Job
Lines holding the string "icon" are the ones to copy; find them all in the data.

── Data section ──

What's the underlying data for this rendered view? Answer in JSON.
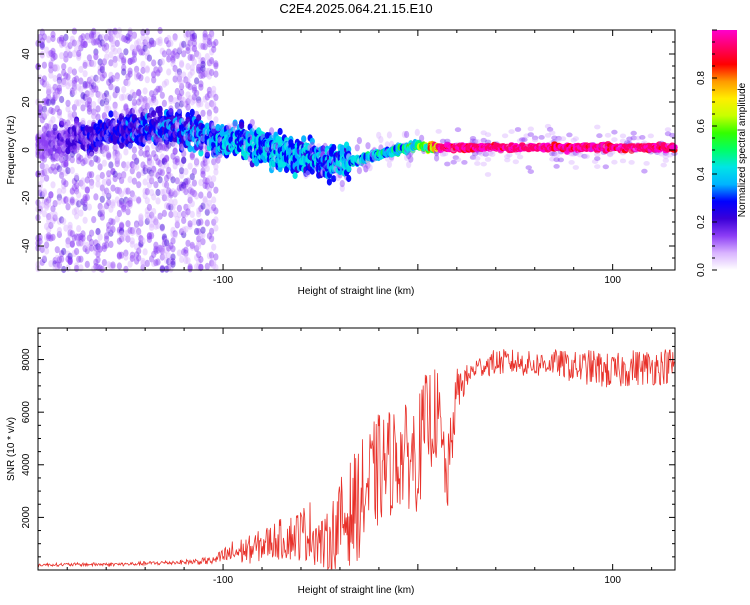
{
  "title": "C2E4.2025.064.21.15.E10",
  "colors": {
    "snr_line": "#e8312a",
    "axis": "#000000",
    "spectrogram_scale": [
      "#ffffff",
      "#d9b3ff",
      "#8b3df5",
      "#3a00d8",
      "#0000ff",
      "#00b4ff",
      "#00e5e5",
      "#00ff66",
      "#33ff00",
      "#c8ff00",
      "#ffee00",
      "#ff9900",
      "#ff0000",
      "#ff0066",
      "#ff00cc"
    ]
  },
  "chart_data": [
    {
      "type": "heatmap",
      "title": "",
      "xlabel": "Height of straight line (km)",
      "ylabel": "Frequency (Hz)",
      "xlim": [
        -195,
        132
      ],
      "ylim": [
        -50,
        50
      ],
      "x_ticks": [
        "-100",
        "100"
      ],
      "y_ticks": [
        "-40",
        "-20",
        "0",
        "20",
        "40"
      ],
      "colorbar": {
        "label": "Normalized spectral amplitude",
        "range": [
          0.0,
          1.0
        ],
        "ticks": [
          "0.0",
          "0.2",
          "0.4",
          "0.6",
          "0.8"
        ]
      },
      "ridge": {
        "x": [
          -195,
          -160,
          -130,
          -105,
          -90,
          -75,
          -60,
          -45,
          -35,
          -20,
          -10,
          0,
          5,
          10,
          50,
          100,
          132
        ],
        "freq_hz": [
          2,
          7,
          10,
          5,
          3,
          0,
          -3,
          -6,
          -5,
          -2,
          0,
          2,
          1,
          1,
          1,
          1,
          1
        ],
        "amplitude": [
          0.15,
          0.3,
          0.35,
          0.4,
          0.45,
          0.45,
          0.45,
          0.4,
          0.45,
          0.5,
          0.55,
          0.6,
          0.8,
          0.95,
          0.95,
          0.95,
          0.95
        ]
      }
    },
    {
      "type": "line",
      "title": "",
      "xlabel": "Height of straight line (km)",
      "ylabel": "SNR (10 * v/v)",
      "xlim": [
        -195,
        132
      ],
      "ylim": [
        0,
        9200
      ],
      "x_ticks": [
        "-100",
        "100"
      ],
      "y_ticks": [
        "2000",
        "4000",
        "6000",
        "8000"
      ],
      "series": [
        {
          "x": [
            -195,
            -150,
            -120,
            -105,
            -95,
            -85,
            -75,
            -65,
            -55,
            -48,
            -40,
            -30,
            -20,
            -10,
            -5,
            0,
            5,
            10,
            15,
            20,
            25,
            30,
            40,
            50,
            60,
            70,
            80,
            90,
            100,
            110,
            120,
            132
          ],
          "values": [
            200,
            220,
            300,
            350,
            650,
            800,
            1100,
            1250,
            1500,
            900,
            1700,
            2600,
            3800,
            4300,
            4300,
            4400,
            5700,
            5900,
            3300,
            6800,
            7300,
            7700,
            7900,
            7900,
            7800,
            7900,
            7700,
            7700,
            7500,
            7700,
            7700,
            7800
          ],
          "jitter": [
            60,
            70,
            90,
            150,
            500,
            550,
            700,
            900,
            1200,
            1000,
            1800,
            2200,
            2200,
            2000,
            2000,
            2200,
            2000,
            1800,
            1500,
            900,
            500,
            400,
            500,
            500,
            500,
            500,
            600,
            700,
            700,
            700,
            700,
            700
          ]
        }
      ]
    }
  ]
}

───
── Data section ──

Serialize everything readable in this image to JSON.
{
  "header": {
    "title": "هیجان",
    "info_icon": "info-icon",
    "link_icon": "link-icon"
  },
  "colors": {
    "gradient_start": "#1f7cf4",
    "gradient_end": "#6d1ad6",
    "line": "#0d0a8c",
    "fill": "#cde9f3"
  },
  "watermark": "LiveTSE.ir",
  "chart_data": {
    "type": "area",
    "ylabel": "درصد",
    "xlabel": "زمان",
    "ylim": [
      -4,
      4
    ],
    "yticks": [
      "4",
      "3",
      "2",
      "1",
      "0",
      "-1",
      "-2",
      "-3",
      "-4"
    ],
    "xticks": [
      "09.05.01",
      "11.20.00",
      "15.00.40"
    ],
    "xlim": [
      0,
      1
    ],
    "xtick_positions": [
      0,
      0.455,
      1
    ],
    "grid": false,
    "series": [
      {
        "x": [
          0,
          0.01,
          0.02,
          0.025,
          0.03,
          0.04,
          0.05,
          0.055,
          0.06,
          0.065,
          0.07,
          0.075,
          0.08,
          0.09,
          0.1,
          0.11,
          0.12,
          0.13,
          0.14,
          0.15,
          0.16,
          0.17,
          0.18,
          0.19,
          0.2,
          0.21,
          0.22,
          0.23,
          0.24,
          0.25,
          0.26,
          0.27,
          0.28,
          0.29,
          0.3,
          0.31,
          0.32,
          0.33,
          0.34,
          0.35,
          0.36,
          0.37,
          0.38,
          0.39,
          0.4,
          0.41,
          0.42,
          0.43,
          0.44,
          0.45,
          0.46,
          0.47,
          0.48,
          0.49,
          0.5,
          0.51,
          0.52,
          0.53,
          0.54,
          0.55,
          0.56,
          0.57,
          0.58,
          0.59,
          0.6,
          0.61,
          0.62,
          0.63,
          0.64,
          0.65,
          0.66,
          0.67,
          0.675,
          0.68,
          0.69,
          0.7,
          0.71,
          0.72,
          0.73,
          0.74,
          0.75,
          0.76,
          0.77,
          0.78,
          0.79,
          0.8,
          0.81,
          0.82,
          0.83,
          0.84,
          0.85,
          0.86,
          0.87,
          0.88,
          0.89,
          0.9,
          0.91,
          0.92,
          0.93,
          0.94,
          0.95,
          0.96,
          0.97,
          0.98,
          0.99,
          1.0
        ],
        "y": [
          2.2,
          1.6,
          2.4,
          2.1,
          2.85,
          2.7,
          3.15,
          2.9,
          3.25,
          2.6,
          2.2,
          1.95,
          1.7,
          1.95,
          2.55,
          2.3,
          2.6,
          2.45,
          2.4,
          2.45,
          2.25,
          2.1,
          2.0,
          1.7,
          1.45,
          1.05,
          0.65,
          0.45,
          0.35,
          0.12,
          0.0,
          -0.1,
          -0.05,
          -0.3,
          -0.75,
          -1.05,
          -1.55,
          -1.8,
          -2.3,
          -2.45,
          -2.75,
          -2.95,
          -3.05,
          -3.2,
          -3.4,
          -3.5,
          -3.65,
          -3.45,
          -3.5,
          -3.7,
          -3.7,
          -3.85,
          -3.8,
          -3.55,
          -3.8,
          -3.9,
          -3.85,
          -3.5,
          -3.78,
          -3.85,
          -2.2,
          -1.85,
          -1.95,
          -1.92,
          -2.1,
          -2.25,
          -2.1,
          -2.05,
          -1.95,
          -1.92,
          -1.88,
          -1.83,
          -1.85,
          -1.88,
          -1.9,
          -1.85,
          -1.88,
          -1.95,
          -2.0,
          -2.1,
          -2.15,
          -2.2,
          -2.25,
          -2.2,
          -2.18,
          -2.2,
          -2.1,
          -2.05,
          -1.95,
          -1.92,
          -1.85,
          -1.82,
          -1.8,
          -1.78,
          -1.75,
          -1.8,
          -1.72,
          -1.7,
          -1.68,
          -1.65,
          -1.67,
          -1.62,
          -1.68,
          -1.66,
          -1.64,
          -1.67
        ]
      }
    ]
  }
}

───
── Data section ──

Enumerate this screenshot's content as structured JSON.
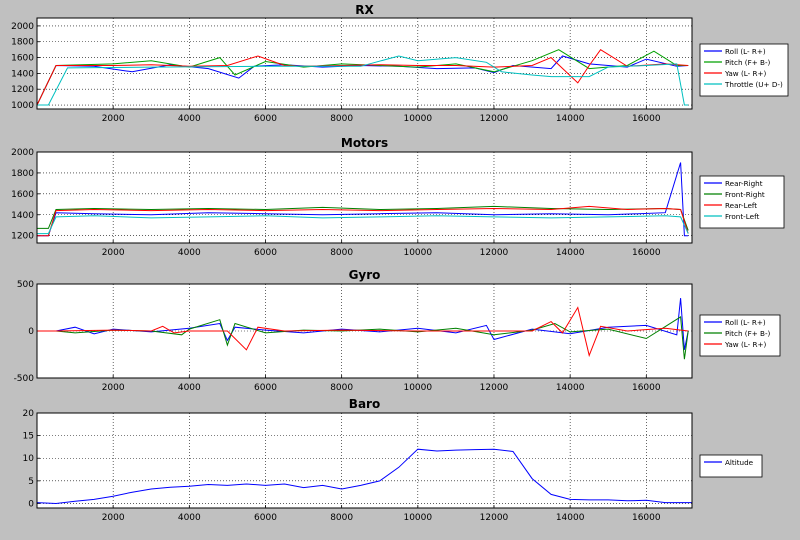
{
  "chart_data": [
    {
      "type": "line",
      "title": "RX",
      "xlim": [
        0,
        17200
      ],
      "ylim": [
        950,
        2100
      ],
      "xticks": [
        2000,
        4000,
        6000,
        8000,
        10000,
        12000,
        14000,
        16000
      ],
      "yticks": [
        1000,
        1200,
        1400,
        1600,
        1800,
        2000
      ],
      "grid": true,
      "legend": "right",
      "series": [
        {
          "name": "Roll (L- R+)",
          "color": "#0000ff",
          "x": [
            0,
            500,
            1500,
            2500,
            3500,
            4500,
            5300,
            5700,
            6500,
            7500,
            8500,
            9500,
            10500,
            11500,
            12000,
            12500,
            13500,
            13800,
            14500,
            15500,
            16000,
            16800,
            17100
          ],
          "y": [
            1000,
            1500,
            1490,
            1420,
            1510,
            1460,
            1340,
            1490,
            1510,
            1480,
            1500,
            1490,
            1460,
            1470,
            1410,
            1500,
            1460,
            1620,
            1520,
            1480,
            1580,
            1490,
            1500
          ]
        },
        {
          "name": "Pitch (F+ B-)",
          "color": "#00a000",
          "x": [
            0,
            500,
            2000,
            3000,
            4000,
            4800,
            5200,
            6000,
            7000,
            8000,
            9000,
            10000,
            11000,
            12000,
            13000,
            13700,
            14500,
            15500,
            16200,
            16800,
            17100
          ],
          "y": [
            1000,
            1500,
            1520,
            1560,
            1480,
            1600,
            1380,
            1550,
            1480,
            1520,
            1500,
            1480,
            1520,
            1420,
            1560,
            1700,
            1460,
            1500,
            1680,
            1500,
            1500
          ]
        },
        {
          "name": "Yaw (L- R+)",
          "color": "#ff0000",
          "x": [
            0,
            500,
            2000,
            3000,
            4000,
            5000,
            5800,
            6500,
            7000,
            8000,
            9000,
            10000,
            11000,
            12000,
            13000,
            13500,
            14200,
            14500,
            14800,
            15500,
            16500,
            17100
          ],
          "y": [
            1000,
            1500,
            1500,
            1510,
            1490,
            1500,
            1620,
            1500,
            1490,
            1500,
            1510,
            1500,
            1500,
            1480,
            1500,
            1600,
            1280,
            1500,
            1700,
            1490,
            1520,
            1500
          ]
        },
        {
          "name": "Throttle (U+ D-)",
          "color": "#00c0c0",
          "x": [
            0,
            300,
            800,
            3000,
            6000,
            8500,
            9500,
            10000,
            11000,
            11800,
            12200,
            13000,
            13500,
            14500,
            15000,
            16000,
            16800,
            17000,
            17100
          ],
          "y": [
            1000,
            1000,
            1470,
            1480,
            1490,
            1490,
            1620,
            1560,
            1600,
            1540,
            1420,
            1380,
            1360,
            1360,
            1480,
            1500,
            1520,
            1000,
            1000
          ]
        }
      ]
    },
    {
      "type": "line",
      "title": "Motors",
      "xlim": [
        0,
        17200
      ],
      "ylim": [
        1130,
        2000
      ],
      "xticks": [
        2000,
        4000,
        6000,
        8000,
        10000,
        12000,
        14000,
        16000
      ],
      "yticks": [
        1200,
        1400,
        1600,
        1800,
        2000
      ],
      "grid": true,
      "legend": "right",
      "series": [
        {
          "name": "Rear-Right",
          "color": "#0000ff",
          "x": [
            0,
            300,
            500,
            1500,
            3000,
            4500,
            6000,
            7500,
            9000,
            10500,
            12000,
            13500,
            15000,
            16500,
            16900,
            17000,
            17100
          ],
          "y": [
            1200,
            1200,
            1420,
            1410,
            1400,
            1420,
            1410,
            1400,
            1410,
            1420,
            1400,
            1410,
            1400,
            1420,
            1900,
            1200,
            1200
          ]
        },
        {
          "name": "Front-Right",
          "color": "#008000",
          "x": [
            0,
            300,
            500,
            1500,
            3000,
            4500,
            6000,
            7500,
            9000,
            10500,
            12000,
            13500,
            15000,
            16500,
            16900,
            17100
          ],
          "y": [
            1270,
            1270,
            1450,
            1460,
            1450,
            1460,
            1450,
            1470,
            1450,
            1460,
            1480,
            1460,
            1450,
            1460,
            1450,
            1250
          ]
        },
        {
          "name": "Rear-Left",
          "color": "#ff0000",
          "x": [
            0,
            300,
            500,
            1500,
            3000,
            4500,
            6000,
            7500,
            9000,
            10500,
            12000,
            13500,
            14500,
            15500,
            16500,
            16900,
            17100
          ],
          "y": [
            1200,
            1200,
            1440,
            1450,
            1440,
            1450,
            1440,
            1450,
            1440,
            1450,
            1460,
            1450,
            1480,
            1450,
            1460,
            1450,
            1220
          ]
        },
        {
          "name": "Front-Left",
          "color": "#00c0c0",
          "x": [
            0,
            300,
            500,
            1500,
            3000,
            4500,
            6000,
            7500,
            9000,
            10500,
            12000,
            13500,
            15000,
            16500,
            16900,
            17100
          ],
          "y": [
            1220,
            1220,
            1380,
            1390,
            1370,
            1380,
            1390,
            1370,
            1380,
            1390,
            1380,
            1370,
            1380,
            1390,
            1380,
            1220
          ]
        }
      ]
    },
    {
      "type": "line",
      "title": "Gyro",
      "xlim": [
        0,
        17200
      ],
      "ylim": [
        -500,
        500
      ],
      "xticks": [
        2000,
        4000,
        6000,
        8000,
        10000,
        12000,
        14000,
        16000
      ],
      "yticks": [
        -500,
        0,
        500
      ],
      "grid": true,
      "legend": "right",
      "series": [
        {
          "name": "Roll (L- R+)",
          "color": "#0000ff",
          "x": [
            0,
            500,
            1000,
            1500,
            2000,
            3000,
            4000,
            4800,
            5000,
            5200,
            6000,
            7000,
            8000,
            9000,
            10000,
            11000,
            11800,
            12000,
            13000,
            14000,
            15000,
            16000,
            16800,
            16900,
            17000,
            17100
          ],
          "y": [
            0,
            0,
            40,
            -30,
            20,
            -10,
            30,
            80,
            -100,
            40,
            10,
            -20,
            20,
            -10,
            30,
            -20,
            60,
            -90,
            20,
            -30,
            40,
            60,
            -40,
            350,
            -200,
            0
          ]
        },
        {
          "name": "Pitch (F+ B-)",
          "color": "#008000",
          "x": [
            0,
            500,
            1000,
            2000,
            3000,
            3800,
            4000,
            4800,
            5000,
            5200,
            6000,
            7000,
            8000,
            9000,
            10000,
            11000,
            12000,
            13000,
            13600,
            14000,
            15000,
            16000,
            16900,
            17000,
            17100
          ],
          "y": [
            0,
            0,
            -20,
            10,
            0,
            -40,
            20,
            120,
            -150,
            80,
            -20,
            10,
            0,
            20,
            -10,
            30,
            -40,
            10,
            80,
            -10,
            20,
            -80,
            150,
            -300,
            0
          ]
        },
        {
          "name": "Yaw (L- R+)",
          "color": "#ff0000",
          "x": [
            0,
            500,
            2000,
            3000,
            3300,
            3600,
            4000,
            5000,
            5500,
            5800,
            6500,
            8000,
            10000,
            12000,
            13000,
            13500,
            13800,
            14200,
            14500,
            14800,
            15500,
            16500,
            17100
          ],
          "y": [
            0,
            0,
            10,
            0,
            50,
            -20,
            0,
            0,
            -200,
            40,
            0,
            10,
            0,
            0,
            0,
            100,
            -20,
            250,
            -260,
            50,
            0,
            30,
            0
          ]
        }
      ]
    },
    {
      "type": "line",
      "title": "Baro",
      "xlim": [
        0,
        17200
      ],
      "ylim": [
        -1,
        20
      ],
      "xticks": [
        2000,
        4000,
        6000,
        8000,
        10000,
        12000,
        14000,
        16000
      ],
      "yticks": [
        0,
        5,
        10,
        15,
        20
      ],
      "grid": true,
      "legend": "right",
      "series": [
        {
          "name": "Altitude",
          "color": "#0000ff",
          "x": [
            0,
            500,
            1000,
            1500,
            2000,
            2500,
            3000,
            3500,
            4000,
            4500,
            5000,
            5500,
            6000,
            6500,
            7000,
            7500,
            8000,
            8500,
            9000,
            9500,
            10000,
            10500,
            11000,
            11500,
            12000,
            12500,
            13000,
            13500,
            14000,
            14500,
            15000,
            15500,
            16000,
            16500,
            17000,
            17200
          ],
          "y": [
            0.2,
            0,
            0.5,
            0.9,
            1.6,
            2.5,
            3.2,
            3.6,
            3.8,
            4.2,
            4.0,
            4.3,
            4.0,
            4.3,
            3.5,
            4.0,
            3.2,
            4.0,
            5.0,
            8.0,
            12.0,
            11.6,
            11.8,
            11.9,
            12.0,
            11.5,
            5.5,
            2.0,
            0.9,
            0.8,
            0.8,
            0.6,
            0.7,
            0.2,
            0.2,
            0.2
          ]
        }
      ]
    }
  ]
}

───

Answer
    "info_icon": "info-icon",
    "link_icon": "link-icon"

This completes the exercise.